Set exercise: Write out every entry exactly as it appears.

Given data:
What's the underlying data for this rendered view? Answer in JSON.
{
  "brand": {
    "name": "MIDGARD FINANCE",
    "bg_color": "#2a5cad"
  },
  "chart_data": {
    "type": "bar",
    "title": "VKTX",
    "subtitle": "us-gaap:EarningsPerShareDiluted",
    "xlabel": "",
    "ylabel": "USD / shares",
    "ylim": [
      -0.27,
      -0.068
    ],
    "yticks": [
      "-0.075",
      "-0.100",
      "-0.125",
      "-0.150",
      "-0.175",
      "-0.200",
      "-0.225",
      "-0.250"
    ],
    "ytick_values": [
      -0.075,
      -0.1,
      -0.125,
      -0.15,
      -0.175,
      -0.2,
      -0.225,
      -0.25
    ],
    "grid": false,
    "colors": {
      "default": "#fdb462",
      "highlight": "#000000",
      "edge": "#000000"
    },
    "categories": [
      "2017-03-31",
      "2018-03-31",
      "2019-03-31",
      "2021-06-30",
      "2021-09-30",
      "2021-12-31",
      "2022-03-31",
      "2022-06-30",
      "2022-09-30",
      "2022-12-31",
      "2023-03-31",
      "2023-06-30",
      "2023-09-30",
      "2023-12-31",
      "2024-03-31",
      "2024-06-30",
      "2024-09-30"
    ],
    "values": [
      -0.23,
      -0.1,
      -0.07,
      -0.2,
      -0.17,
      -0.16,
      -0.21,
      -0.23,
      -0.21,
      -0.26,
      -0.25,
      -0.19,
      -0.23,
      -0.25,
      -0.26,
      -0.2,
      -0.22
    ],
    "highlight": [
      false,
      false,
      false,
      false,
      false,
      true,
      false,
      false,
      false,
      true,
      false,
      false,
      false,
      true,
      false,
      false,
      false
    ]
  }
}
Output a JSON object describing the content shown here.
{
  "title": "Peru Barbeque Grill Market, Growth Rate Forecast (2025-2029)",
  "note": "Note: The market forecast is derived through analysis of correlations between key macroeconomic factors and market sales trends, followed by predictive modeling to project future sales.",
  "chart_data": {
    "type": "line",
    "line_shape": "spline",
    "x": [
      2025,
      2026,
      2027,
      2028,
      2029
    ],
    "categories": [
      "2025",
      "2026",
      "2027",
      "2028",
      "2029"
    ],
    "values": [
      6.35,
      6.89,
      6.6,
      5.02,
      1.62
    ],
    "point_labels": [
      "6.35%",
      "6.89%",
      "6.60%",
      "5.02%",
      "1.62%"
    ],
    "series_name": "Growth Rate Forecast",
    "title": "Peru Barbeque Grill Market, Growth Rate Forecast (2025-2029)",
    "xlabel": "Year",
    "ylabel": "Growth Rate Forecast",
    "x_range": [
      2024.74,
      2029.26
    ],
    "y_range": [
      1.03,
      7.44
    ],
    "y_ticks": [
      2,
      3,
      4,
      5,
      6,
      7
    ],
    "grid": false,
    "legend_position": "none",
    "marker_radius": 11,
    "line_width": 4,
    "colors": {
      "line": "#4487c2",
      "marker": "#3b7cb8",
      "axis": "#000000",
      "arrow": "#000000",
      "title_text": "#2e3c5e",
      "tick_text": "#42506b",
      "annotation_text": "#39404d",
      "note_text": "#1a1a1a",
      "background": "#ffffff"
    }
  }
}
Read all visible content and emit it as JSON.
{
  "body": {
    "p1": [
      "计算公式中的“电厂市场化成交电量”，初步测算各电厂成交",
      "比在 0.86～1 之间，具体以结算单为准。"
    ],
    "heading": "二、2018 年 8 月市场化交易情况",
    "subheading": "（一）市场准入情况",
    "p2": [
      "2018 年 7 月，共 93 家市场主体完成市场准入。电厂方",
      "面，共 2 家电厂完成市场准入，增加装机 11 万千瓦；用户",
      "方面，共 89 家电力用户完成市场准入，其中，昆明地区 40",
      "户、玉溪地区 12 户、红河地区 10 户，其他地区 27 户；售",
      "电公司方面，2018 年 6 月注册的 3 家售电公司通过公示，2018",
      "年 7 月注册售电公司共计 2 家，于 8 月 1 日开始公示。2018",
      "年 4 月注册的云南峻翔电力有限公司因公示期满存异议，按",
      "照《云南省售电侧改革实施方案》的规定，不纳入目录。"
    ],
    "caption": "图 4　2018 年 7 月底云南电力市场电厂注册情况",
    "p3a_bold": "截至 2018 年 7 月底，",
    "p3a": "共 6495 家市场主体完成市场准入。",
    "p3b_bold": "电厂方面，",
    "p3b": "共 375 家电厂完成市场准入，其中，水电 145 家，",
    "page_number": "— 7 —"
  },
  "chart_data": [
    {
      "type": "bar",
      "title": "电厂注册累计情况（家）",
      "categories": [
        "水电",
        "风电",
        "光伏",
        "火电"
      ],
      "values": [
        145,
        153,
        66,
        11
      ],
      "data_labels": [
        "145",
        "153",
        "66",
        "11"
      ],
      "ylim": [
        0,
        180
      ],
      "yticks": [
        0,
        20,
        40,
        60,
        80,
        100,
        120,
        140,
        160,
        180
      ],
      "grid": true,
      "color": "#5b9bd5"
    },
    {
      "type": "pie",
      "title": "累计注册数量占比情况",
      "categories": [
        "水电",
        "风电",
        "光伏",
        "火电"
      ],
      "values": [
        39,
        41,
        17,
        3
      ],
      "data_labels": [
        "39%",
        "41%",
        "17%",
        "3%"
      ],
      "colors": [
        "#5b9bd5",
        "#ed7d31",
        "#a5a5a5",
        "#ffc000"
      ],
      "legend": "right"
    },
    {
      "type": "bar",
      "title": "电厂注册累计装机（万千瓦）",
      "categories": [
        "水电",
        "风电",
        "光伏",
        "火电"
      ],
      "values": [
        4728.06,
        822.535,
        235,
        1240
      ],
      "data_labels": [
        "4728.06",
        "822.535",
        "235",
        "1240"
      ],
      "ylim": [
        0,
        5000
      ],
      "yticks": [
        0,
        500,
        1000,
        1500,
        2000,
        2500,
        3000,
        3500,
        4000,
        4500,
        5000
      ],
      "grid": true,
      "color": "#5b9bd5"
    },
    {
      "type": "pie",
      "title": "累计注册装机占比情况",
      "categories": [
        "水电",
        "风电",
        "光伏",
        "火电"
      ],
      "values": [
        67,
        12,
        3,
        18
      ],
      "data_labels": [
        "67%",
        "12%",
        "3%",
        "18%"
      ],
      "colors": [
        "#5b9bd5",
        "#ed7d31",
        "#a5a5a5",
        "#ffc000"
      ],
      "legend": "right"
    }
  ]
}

Result of the exercise:
What's the underlying data for this rendered view? Answer in JSON.
{
  "brand": {
    "name": "MIDGARD FINANCE",
    "bg_color": "#2a5cad"
  },
  "chart_data": {
    "type": "bar",
    "title": "VKTX",
    "subtitle": "us-gaap:EarningsPerShareDiluted",
    "xlabel": "",
    "ylabel": "USD / shares",
    "ylim": [
      -0.27,
      -0.068
    ],
    "yticks": [
      "-0.075",
      "-0.100",
      "-0.125",
      "-0.150",
      "-0.175",
      "-0.200",
      "-0.225",
      "-0.250"
    ],
    "ytick_values": [
      -0.075,
      -0.1,
      -0.125,
      -0.15,
      -0.175,
      -0.2,
      -0.225,
      -0.25
    ],
    "grid": false,
    "colors": {
      "default": "#fdb462",
      "highlight": "#000000",
      "edge": "#000000"
    },
    "categories": [
      "2017-03-31",
      "2018-03-31",
      "2019-03-31",
      "2021-06-30",
      "2021-09-30",
      "2021-12-31",
      "2022-03-31",
      "2022-06-30",
      "2022-09-30",
      "2022-12-31",
      "2023-03-31",
      "2023-06-30",
      "2023-09-30",
      "2023-12-31",
      "2024-03-31",
      "2024-06-30",
      "2024-09-30"
    ],
    "values": [
      -0.23,
      -0.1,
      -0.07,
      -0.2,
      -0.17,
      -0.16,
      -0.21,
      -0.23,
      -0.21,
      -0.26,
      -0.25,
      -0.19,
      -0.23,
      -0.25,
      -0.26,
      -0.2,
      -0.22
    ],
    "highlight": [
      false,
      false,
      false,
      false,
      false,
      true,
      false,
      false,
      false,
      true,
      false,
      false,
      false,
      true,
      false,
      false,
      false
    ]
  }
}
Output a JSON object describing the content shown here.
{
  "title": "Peru Barbeque Grill Market, Growth Rate Forecast (2025-2029)",
  "note": "Note: The market forecast is derived through analysis of correlations between key macroeconomic factors and market sales trends, followed by predictive modeling to project future sales.",
  "chart_data": {
    "type": "line",
    "line_shape": "spline",
    "x": [
      2025,
      2026,
      2027,
      2028,
      2029
    ],
    "categories": [
      "2025",
      "2026",
      "2027",
      "2028",
      "2029"
    ],
    "values": [
      6.35,
      6.89,
      6.6,
      5.02,
      1.62
    ],
    "point_labels": [
      "6.35%",
      "6.89%",
      "6.60%",
      "5.02%",
      "1.62%"
    ],
    "series_name": "Growth Rate Forecast",
    "title": "Peru Barbeque Grill Market, Growth Rate Forecast (2025-2029)",
    "xlabel": "Year",
    "ylabel": "Growth Rate Forecast",
    "x_range": [
      2024.74,
      2029.26
    ],
    "y_range": [
      1.03,
      7.44
    ],
    "y_ticks": [
      2,
      3,
      4,
      5,
      6,
      7
    ],
    "grid": false,
    "legend_position": "none",
    "marker_radius": 11,
    "line_width": 4,
    "colors": {
      "line": "#4487c2",
      "marker": "#3b7cb8",
      "axis": "#000000",
      "arrow": "#000000",
      "title_text": "#2e3c5e",
      "tick_text": "#42506b",
      "annotation_text": "#39404d",
      "note_text": "#1a1a1a",
      "background": "#ffffff"
    }
  }
}
Read all visible content and emit it as JSON.
{
  "body": {
    "p1": [
      "计算公式中的“电厂市场化成交电量”，初步测算各电厂成交",
      "比在 0.86～1 之间，具体以结算单为准。"
    ],
    "heading": "二、2018 年 8 月市场化交易情况",
    "subheading": "（一）市场准入情况",
    "p2": [
      "2018 年 7 月，共 93 家市场主体完成市场准入。电厂方",
      "面，共 2 家电厂完成市场准入，增加装机 11 万千瓦；用户",
      "方面，共 89 家电力用户完成市场准入，其中，昆明地区 40",
      "户、玉溪地区 12 户、红河地区 10 户，其他地区 27 户；售",
      "电公司方面，2018 年 6 月注册的 3 家售电公司通过公示，2018",
      "年 7 月注册售电公司共计 2 家，于 8 月 1 日开始公示。2018",
      "年 4 月注册的云南峻翔电力有限公司因公示期满存异议，按",
      "照《云南省售电侧改革实施方案》的规定，不纳入目录。"
    ],
    "caption": "图 4　2018 年 7 月底云南电力市场电厂注册情况",
    "p3a_bold": "截至 2018 年 7 月底，",
    "p3a": "共 6495 家市场主体完成市场准入。",
    "p3b_bold": "电厂方面，",
    "p3b": "共 375 家电厂完成市场准入，其中，水电 145 家，",
    "page_number": "— 7 —"
  },
  "chart_data": [
    {
      "type": "bar",
      "title": "电厂注册累计情况（家）",
      "categories": [
        "水电",
        "风电",
        "光伏",
        "火电"
      ],
      "values": [
        145,
        153,
        66,
        11
      ],
      "data_labels": [
        "145",
        "153",
        "66",
        "11"
      ],
      "ylim": [
        0,
        180
      ],
      "yticks": [
        0,
        20,
        40,
        60,
        80,
        100,
        120,
        140,
        160,
        180
      ],
      "grid": true,
      "color": "#5b9bd5"
    },
    {
      "type": "pie",
      "title": "累计注册数量占比情况",
      "categories": [
        "水电",
        "风电",
        "光伏",
        "火电"
      ],
      "values": [
        39,
        41,
        17,
        3
      ],
      "data_labels": [
        "39%",
        "41%",
        "17%",
        "3%"
      ],
      "colors": [
        "#5b9bd5",
        "#ed7d31",
        "#a5a5a5",
        "#ffc000"
      ],
      "legend": "right"
    },
    {
      "type": "bar",
      "title": "电厂注册累计装机（万千瓦）",
      "categories": [
        "水电",
        "风电",
        "光伏",
        "火电"
      ],
      "values": [
        4728.06,
        822.535,
        235,
        1240
      ],
      "data_labels": [
        "4728.06",
        "822.535",
        "235",
        "1240"
      ],
      "ylim": [
        0,
        5000
      ],
      "yticks": [
        0,
        500,
        1000,
        1500,
        2000,
        2500,
        3000,
        3500,
        4000,
        4500,
        5000
      ],
      "grid": true,
      "color": "#5b9bd5"
    },
    {
      "type": "pie",
      "title": "累计注册装机占比情况",
      "categories": [
        "水电",
        "风电",
        "光伏",
        "火电"
      ],
      "values": [
        67,
        12,
        3,
        18
      ],
      "data_labels": [
        "67%",
        "12%",
        "3%",
        "18%"
      ],
      "colors": [
        "#5b9bd5",
        "#ed7d31",
        "#a5a5a5",
        "#ffc000"
      ],
      "legend": "right"
    }
  ]
}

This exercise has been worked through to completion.